◆ SET TASK
The lines to transcribe begin with the one containing "Output the text content of this document." and end with the last line below; reproduce them exactly, without the pictures.

------------------------------------------------------------------------

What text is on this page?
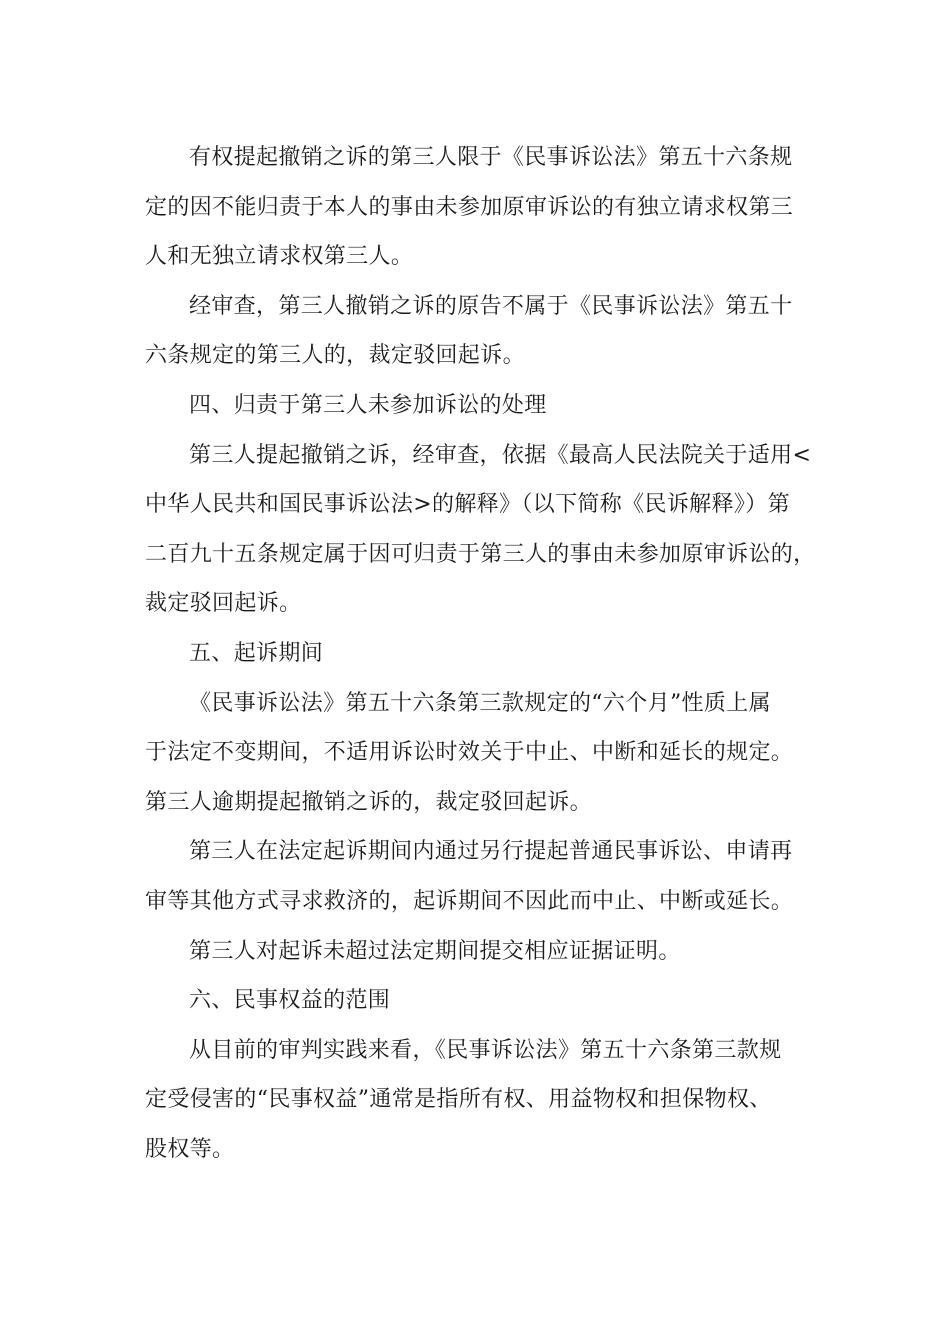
有权提起撤销之诉的第三人限于《民事诉讼法》第五十六条规
定的因不能归责于本人的事由未参加原审诉讼的有独立请求权第三
人和无独立请求权第三人。
经审查，第三人撤销之诉的原告不属于《民事诉讼法》第五十
六条规定的第三人的，裁定驳回起诉。
四、归责于第三人未参加诉讼的处理
第三人提起撤销之诉，经审查，依据《最高人民法院关于适用<
中华人民共和国民事诉讼法>的解释》（以下简称《民诉解释》）第
二百九十五条规定属于因可归责于第三人的事由未参加原审诉讼的，
裁定驳回起诉。
五、起诉期间
《民事诉讼法》第五十六条第三款规定的“六个月”性质上属
于法定不变期间，不适用诉讼时效关于中止、中断和延长的规定。
第三人逾期提起撤销之诉的，裁定驳回起诉。
第三人在法定起诉期间内通过另行提起普通民事诉讼、申请再
审等其他方式寻求救济的，起诉期间不因此而中止、中断或延长。
第三人对起诉未超过法定期间提交相应证据证明。
六、民事权益的范围
从目前的审判实践来看，《民事诉讼法》第五十六条第三款规
定受侵害的“民事权益”通常是指所有权、用益物权和担保物权、
股权等。
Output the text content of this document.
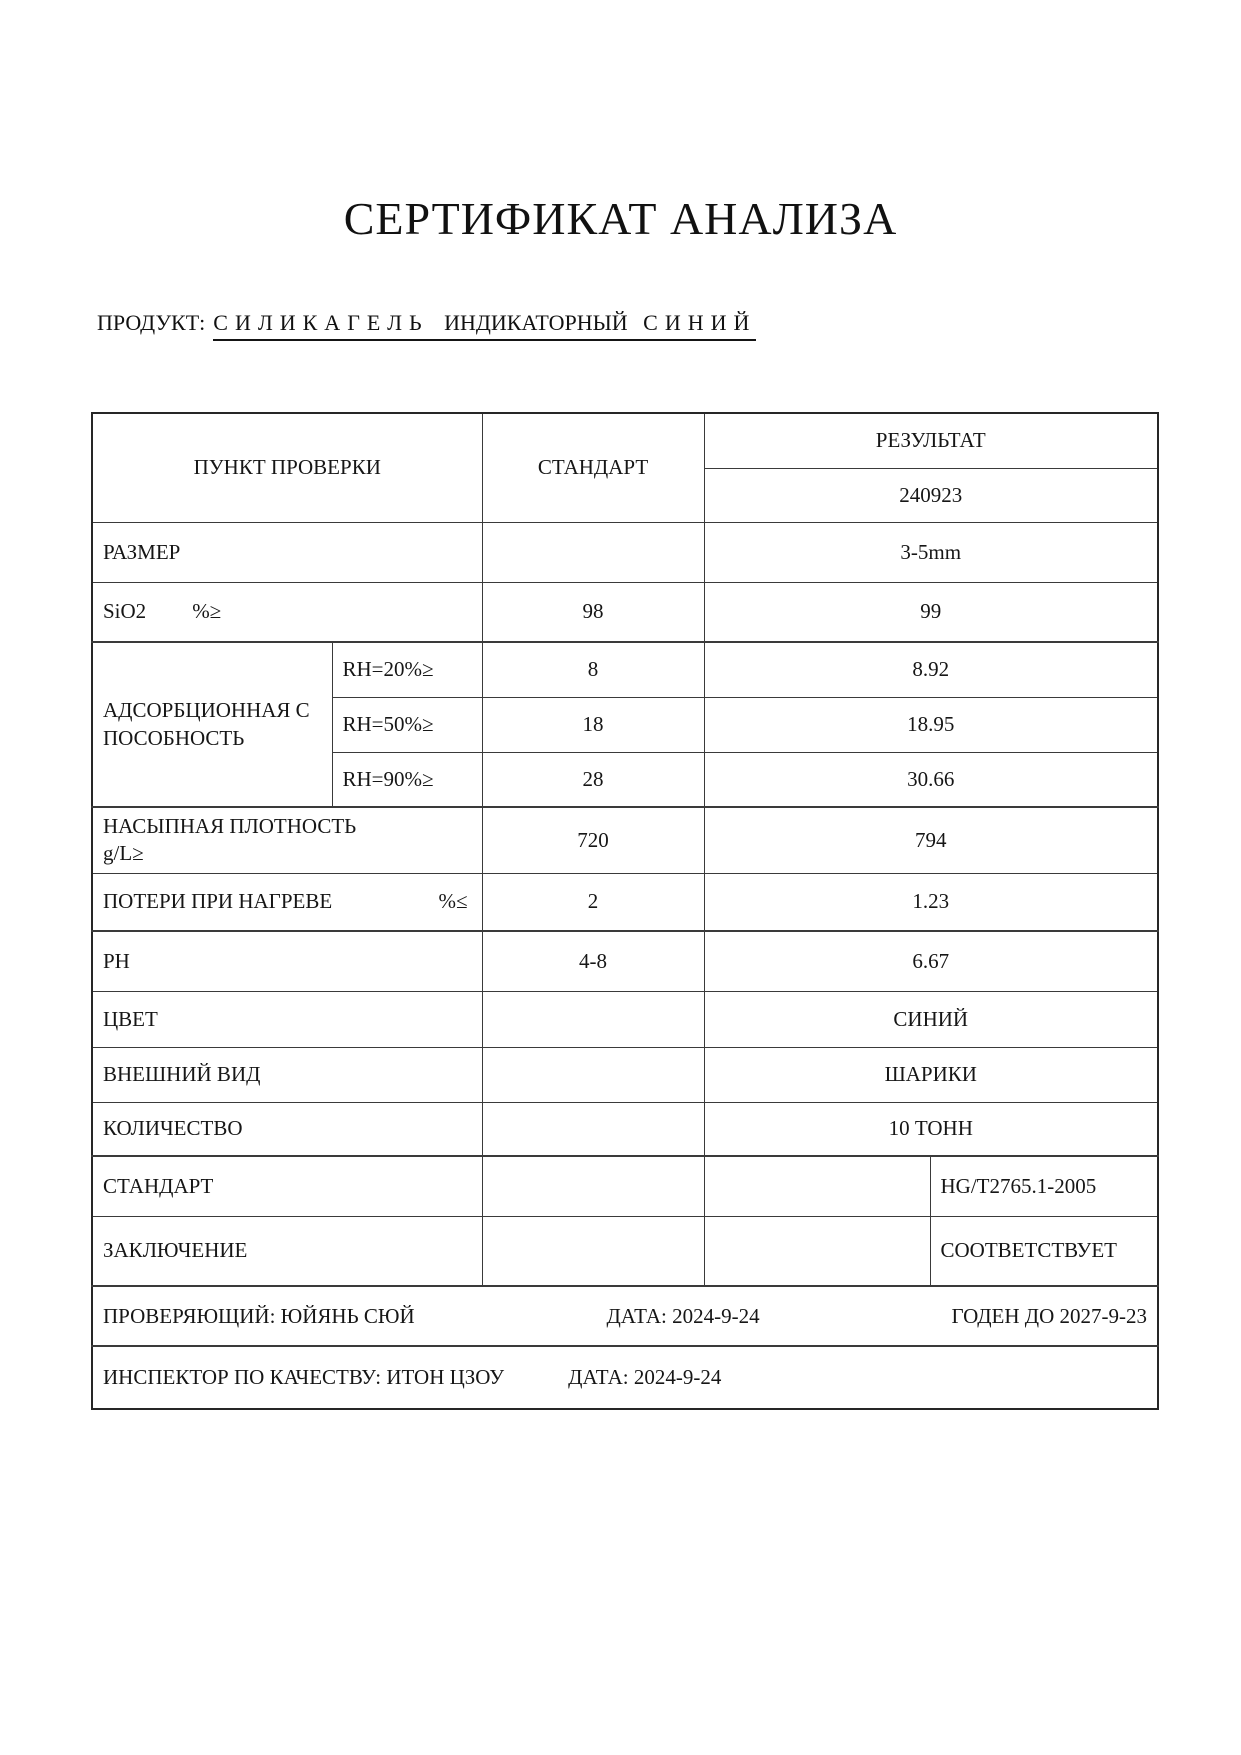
СЕРТИФИКАТ АНАЛИЗА
ПРОДУКТ: СИЛИКАГЕЛЬ ИНДИКАТОРНЫЙ СИНИЙ
ПУНКТ ПРОВЕРКИ		СТАНДАРТ	РЕЗУЛЬТАТ	
			240923	
РАЗМЕР			3-5mm	
SiO2 %≥		98	99	
АДСОРБЦИОННАЯ СПОСОБНОСТЬ	RH=20%≥	8	8.92	
	RH=50%≥	18	18.95	
	RH=90%≥	28	30.66	

НАСЫПНАЯ ПЛОТНОСТЬ
g/L≥		720	794	

ПОТЕРИ ПРИ НАГРЕВЕ %≤		2	1.23	
PH		4-8	6.67	
ЦВЕТ			СИНИЙ	
ВНЕШНИЙ ВИД			ШАРИКИ	
КОЛИЧЕСТВО			10 ТОНН	
СТАНДАРТ				HG/T2765.1-2005
ЗАКЛЮЧЕНИЕ				СООТВЕТСТВУЕТ

ПРОВЕРЯЮЩИЙ: ЮЙЯНЬ СЮЙ ДАТА: 2024-9-24 ГОДЕН ДО 2027-9-23				

ИНСПЕКТОР ПО КАЧЕСТВУ: ИТОН ЦЗОУ ДАТА: 2024-9-24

------------------------------------------------------------------------

◆ FULL SOLUTION
Output the text content of this document.
СЕРТИФИКАТ АНАЛИЗА
ПРОДУКТ: СИЛИКАГЕЛЬ ИНДИКАТОРНЫЙ СИНИЙ
ПУНКТ ПРОВЕРКИ		СТАНДАРТ	РЕЗУЛЬТАТ	
			240923	
РАЗМЕР			3-5mm	
SiO2 %≥		98	99	
АДСОРБЦИОННАЯ СПОСОБНОСТЬ	RH=20%≥	8	8.92	
	RH=50%≥	18	18.95	
	RH=90%≥	28	30.66	

НАСЫПНАЯ ПЛОТНОСТЬ
g/L≥		720	794	

ПОТЕРИ ПРИ НАГРЕВЕ %≤		2	1.23	
PH		4-8	6.67	
ЦВЕТ			СИНИЙ	
ВНЕШНИЙ ВИД			ШАРИКИ	
КОЛИЧЕСТВО			10 ТОНН	
СТАНДАРТ				HG/T2765.1-2005
ЗАКЛЮЧЕНИЕ				СООТВЕТСТВУЕТ

ПРОВЕРЯЮЩИЙ: ЮЙЯНЬ СЮЙ ДАТА: 2024-9-24 ГОДЕН ДО 2027-9-23				

ИНСПЕКТОР ПО КАЧЕСТВУ: ИТОН ЦЗОУ ДАТА: 2024-9-24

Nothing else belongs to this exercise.